Problem description »
Each line of the material below should be reproduced exactly.
____________________
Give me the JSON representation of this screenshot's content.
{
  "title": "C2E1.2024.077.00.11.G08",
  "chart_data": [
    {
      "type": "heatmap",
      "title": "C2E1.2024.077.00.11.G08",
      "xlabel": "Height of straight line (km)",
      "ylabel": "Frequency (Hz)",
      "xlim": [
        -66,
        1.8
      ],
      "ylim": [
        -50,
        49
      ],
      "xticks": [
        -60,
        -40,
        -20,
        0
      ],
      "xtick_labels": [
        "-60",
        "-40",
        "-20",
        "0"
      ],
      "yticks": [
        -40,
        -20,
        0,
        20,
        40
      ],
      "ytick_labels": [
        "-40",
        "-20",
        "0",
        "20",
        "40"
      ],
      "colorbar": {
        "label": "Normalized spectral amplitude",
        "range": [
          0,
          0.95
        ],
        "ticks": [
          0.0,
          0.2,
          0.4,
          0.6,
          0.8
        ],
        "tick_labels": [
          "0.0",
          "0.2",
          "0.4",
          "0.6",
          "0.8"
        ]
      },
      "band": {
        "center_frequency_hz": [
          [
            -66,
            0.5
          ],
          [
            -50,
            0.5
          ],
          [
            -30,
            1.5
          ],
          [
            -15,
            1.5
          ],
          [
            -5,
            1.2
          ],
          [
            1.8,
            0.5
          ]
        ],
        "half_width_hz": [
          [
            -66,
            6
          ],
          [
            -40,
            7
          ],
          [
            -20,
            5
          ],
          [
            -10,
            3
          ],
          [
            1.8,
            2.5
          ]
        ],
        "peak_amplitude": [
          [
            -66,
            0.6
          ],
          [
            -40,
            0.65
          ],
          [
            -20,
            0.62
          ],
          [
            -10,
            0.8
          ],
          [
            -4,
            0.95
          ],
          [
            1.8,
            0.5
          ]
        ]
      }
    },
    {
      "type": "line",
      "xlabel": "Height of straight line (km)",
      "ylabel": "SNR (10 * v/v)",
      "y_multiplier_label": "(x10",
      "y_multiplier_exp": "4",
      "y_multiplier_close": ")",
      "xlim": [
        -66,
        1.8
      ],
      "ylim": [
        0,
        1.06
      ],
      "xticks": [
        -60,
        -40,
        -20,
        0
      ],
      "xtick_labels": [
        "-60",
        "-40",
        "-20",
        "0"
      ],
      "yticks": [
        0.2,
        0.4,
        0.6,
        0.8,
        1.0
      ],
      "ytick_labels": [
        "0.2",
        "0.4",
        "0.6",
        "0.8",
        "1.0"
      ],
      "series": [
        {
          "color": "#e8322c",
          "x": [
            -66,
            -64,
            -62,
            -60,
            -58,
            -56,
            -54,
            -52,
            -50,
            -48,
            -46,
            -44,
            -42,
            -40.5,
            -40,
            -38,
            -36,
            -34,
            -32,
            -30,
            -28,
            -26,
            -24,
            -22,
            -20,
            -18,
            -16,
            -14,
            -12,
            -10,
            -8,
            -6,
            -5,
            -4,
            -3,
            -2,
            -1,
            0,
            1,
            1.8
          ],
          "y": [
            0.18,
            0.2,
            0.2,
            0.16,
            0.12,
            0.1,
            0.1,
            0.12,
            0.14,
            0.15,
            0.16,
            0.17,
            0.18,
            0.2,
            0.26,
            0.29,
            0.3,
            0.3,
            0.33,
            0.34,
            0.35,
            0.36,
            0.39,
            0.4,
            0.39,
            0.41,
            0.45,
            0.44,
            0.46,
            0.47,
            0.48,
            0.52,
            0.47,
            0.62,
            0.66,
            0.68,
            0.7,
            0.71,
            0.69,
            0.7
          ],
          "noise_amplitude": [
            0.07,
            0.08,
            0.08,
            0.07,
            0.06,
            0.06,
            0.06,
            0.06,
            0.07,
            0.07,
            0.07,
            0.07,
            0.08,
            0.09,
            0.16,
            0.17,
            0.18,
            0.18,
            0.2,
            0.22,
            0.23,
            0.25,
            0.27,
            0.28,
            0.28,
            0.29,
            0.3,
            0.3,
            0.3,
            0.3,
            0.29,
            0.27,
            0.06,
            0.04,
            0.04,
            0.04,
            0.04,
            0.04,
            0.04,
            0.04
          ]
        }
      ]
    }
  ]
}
____________________
Exercise output »
Give me the JSON representation of this screenshot's content.
{
  "title": "C2E1.2024.077.00.11.G08",
  "chart_data": [
    {
      "type": "heatmap",
      "title": "C2E1.2024.077.00.11.G08",
      "xlabel": "Height of straight line (km)",
      "ylabel": "Frequency (Hz)",
      "xlim": [
        -66,
        1.8
      ],
      "ylim": [
        -50,
        49
      ],
      "xticks": [
        -60,
        -40,
        -20,
        0
      ],
      "xtick_labels": [
        "-60",
        "-40",
        "-20",
        "0"
      ],
      "yticks": [
        -40,
        -20,
        0,
        20,
        40
      ],
      "ytick_labels": [
        "-40",
        "-20",
        "0",
        "20",
        "40"
      ],
      "colorbar": {
        "label": "Normalized spectral amplitude",
        "range": [
          0,
          0.95
        ],
        "ticks": [
          0.0,
          0.2,
          0.4,
          0.6,
          0.8
        ],
        "tick_labels": [
          "0.0",
          "0.2",
          "0.4",
          "0.6",
          "0.8"
        ]
      },
      "band": {
        "center_frequency_hz": [
          [
            -66,
            0.5
          ],
          [
            -50,
            0.5
          ],
          [
            -30,
            1.5
          ],
          [
            -15,
            1.5
          ],
          [
            -5,
            1.2
          ],
          [
            1.8,
            0.5
          ]
        ],
        "half_width_hz": [
          [
            -66,
            6
          ],
          [
            -40,
            7
          ],
          [
            -20,
            5
          ],
          [
            -10,
            3
          ],
          [
            1.8,
            2.5
          ]
        ],
        "peak_amplitude": [
          [
            -66,
            0.6
          ],
          [
            -40,
            0.65
          ],
          [
            -20,
            0.62
          ],
          [
            -10,
            0.8
          ],
          [
            -4,
            0.95
          ],
          [
            1.8,
            0.5
          ]
        ]
      }
    },
    {
      "type": "line",
      "xlabel": "Height of straight line (km)",
      "ylabel": "SNR (10 * v/v)",
      "y_multiplier_label": "(x10",
      "y_multiplier_exp": "4",
      "y_multiplier_close": ")",
      "xlim": [
        -66,
        1.8
      ],
      "ylim": [
        0,
        1.06
      ],
      "xticks": [
        -60,
        -40,
        -20,
        0
      ],
      "xtick_labels": [
        "-60",
        "-40",
        "-20",
        "0"
      ],
      "yticks": [
        0.2,
        0.4,
        0.6,
        0.8,
        1.0
      ],
      "ytick_labels": [
        "0.2",
        "0.4",
        "0.6",
        "0.8",
        "1.0"
      ],
      "series": [
        {
          "color": "#e8322c",
          "x": [
            -66,
            -64,
            -62,
            -60,
            -58,
            -56,
            -54,
            -52,
            -50,
            -48,
            -46,
            -44,
            -42,
            -40.5,
            -40,
            -38,
            -36,
            -34,
            -32,
            -30,
            -28,
            -26,
            -24,
            -22,
            -20,
            -18,
            -16,
            -14,
            -12,
            -10,
            -8,
            -6,
            -5,
            -4,
            -3,
            -2,
            -1,
            0,
            1,
            1.8
          ],
          "y": [
            0.18,
            0.2,
            0.2,
            0.16,
            0.12,
            0.1,
            0.1,
            0.12,
            0.14,
            0.15,
            0.16,
            0.17,
            0.18,
            0.2,
            0.26,
            0.29,
            0.3,
            0.3,
            0.33,
            0.34,
            0.35,
            0.36,
            0.39,
            0.4,
            0.39,
            0.41,
            0.45,
            0.44,
            0.46,
            0.47,
            0.48,
            0.52,
            0.47,
            0.62,
            0.66,
            0.68,
            0.7,
            0.71,
            0.69,
            0.7
          ],
          "noise_amplitude": [
            0.07,
            0.08,
            0.08,
            0.07,
            0.06,
            0.06,
            0.06,
            0.06,
            0.07,
            0.07,
            0.07,
            0.07,
            0.08,
            0.09,
            0.16,
            0.17,
            0.18,
            0.18,
            0.2,
            0.22,
            0.23,
            0.25,
            0.27,
            0.28,
            0.28,
            0.29,
            0.3,
            0.3,
            0.3,
            0.3,
            0.29,
            0.27,
            0.06,
            0.04,
            0.04,
            0.04,
            0.04,
            0.04,
            0.04,
            0.04
          ]
        }
      ]
    }
  ]
}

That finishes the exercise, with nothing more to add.